■ **Set exercise**: Name each thing that, according to the post on Spinoza's notion of expression, Spinoza says expresses in the linguistic sense.

■ **Source**:
▼

January 12, 2016 by Stewart Duncan

My previous post asked some questions about Spinoza’s notion of expression. I’m particularly interested in – puzzled by, really – the expression done by attributes and modes.

In that post, I asked whether it helped to think of Spinoza’s talk of expression using the model provided by Leibniz’s claim that “every effect expresses its cause” (Discourse on Metaphysics 28). Though this might make some sense of the expression done by modes, it seems less helpful when we look at the expression done by attributes. So here I turn to a different model of expression, one suggested by the Ethics itself. Spinoza says that definitions express, that words express, and that people express using words. Can we understand the expression done by attributes and modes using this more or less linguistic model? As with the causal model, there are problems and puzzles, but there also seem to be some possibilities.

In this linguistic sense of expression, expression is representation or description. Now, the metaphysical relation of expression between attribute and essence, even though we don’t really know what it is, might seem to be nothing like that. An attribute is not, you might say, like a definition or a thought or a word – not like the sort of thing that expresses in this way.

However, the view that attributes are representations of the essence of God does seem to make some sense on a subjective interpretation of the attributes. If attributes just are thoughts by which we think about the essence of God, their expression of that essence could be quite like the expression involved in the linguistic cases. (Particularly if we think of expression as being description – the subjectively understood attributes would describe the essence of God as being a certain way.) Now, lots of people don’t like subjective interpretations of the attributes. But thinking this way would allow us to unify some of the diverse-seeming uses of ‘express’ in the Ethics. For attribute expression and linguistic expression would turn out to be the same thing.

▲

■ **Data extract**:

▼

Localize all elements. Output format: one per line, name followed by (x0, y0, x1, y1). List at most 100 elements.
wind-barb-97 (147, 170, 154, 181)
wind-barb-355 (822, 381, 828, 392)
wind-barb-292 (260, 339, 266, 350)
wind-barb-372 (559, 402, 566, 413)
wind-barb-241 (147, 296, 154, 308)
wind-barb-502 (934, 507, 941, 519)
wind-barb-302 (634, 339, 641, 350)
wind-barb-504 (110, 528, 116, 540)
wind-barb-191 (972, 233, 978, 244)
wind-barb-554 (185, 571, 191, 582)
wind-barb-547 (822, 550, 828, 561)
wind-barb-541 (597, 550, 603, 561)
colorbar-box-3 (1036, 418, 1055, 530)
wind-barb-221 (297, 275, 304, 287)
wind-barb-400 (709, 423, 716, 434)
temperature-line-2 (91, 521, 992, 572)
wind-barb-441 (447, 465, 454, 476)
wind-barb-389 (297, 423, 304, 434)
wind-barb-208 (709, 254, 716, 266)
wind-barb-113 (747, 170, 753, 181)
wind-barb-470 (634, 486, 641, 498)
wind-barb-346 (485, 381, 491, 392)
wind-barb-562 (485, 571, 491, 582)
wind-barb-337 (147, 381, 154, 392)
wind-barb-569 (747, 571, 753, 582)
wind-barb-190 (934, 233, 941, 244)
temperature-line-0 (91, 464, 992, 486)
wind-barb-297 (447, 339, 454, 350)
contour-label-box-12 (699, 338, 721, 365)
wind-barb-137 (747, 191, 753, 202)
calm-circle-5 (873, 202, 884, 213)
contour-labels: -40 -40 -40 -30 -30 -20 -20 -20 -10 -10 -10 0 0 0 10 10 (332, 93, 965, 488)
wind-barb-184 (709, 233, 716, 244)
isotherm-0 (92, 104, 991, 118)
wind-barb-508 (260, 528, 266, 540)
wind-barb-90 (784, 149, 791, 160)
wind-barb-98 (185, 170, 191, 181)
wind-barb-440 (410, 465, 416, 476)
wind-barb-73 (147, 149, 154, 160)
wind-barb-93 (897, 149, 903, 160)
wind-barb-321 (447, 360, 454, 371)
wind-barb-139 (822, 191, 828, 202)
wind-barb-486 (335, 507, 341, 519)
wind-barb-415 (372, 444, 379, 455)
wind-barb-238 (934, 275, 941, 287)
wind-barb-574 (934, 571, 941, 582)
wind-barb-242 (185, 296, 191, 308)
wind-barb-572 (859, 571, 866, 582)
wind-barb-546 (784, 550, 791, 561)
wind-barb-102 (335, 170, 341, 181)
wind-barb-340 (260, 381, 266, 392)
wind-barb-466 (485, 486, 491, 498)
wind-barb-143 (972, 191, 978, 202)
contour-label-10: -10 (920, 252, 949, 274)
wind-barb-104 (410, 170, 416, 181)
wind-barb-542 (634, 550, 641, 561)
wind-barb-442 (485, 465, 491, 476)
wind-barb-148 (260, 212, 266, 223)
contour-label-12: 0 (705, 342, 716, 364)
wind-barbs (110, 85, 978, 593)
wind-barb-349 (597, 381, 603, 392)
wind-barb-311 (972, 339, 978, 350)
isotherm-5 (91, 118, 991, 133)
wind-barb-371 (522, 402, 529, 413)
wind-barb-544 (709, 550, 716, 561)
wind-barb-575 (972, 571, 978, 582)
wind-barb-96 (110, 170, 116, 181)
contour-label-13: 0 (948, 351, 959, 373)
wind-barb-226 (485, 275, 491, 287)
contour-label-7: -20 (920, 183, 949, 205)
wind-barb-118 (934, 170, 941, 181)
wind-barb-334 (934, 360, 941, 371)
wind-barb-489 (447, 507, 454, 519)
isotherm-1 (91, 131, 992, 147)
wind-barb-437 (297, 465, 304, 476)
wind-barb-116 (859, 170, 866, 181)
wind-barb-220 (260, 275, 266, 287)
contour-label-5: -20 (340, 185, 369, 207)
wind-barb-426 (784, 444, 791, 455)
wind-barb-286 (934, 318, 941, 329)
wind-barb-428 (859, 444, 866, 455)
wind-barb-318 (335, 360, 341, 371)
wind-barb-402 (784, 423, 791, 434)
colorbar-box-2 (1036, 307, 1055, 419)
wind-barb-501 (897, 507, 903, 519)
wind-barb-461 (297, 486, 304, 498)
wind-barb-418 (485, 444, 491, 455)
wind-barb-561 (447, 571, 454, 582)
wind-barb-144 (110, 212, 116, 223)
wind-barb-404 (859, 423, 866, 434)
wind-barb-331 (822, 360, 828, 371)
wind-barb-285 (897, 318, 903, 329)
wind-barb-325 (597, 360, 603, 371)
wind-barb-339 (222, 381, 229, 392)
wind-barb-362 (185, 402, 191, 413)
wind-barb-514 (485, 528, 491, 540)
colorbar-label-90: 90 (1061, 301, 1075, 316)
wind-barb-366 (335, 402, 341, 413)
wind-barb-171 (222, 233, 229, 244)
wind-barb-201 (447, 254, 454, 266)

▲

■ **Solution to this problem**:
- Definitions
- Words
- People, who express using words